_What to produce_
For the listing below, give the count of lines containing "Develop", and no other text.

* Begin Dataset entries *

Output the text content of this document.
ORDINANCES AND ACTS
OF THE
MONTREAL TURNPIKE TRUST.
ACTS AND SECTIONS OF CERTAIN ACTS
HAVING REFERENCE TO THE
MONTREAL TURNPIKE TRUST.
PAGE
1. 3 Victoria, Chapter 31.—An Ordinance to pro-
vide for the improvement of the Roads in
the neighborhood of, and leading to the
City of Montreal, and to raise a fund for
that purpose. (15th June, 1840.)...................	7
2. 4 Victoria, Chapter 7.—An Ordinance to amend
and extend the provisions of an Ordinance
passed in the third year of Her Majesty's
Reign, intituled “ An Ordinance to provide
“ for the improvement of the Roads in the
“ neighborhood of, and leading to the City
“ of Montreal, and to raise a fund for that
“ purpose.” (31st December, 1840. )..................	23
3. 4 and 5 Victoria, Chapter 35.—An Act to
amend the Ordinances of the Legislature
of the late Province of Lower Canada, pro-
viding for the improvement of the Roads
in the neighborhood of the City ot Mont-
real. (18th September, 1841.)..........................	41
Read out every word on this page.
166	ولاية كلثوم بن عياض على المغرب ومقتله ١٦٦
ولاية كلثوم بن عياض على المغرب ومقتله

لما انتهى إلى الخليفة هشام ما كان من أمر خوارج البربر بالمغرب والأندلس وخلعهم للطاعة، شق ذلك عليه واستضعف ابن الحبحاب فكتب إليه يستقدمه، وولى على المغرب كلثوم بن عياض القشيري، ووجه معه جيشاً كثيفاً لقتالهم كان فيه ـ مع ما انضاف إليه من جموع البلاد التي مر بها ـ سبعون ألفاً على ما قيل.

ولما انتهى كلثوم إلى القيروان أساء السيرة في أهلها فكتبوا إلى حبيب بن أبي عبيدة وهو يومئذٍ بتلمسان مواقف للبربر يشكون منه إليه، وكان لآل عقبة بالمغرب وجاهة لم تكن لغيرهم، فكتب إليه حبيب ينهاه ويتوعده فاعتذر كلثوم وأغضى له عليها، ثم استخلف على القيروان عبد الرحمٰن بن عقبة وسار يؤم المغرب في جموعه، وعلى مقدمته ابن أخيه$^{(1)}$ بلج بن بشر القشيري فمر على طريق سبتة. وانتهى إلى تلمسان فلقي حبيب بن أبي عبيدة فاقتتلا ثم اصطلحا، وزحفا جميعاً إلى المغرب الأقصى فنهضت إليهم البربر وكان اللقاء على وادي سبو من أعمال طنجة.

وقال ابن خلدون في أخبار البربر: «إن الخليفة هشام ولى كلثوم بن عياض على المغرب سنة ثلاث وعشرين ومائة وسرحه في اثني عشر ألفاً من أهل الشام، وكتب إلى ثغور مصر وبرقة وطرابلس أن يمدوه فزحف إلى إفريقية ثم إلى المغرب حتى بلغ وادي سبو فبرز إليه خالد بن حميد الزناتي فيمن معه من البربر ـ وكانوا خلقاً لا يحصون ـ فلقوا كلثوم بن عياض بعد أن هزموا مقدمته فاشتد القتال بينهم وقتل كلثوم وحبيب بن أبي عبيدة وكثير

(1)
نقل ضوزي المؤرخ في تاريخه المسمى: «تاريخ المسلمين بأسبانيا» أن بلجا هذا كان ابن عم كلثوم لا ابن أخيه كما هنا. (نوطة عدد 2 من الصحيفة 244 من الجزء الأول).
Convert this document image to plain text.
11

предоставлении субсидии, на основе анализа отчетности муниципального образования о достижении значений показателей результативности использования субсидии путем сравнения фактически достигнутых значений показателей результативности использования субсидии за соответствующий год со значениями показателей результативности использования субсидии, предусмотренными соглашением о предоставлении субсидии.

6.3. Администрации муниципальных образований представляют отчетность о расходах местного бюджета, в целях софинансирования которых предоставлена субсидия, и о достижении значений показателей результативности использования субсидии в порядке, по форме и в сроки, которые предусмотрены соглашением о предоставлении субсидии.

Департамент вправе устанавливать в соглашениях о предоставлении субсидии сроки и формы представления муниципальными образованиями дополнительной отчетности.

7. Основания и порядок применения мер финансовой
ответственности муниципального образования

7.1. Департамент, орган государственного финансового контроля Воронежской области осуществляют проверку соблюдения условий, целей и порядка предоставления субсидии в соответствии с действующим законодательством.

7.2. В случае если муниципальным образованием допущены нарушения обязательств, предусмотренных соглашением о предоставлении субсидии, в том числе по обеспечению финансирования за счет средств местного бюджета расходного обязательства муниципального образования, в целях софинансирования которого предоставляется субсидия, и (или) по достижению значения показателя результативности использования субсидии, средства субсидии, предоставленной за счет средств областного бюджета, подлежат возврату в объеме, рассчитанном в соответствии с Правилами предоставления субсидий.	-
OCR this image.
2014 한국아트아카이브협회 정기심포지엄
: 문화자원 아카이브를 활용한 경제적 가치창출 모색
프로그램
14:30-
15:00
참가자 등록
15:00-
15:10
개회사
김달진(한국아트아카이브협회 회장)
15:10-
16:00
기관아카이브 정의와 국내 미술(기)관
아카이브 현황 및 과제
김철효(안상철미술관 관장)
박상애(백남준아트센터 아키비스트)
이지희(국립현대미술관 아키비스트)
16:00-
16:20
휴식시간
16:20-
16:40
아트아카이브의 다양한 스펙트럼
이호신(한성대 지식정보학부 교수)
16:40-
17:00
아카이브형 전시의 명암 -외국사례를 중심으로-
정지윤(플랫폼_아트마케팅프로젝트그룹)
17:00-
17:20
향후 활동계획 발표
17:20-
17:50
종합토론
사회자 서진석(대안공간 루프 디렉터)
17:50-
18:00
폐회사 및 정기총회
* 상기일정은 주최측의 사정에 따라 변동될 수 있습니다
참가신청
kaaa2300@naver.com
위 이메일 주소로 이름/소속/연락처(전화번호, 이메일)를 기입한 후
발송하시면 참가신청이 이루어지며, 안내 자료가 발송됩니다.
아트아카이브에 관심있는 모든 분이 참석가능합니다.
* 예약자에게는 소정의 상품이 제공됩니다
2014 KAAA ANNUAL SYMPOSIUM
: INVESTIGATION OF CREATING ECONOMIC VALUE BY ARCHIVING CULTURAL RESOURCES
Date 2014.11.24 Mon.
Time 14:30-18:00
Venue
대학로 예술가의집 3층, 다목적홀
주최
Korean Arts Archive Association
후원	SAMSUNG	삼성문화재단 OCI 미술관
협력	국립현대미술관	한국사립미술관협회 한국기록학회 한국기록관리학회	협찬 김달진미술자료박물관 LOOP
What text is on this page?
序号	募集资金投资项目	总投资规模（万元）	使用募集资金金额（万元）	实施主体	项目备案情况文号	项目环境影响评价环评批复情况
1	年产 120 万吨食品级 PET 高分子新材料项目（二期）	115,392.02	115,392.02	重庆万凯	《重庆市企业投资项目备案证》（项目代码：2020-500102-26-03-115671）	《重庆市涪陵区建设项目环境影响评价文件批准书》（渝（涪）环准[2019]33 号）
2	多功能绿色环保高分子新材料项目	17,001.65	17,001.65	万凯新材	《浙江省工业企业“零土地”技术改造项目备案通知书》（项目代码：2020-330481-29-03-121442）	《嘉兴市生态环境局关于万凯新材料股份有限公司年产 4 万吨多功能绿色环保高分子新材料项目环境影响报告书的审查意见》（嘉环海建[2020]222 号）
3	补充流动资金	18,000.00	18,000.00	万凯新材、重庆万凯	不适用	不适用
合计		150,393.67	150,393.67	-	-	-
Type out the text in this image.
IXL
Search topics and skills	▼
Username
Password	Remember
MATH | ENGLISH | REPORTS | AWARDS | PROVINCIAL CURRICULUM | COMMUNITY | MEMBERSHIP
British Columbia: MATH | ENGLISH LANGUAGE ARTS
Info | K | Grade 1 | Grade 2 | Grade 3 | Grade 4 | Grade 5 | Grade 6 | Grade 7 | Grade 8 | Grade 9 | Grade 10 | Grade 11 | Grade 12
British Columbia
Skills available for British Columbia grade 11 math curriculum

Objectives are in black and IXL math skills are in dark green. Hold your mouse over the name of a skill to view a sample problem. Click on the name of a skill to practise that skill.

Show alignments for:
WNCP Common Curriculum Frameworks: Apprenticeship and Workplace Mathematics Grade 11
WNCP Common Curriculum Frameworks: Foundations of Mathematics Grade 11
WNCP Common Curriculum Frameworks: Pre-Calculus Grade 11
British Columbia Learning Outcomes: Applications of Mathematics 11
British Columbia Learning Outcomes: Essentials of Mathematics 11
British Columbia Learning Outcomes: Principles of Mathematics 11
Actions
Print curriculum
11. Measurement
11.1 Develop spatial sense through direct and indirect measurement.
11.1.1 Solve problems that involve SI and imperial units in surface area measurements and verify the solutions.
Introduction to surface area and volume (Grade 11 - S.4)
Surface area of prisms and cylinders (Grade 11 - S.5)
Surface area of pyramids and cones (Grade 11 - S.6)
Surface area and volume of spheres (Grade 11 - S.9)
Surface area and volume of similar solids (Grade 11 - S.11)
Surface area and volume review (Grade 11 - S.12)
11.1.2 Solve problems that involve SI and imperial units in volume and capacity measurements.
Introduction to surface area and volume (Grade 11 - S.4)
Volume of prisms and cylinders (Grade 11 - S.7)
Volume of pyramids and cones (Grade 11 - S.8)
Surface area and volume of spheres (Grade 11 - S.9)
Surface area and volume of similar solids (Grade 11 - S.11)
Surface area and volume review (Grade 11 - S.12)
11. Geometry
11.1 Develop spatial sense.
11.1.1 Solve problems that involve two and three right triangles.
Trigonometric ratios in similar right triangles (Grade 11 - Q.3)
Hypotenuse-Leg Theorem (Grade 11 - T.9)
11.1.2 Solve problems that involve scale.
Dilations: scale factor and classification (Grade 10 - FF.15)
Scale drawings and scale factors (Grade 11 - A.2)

* End Dataset entries *

_Complete answer_
2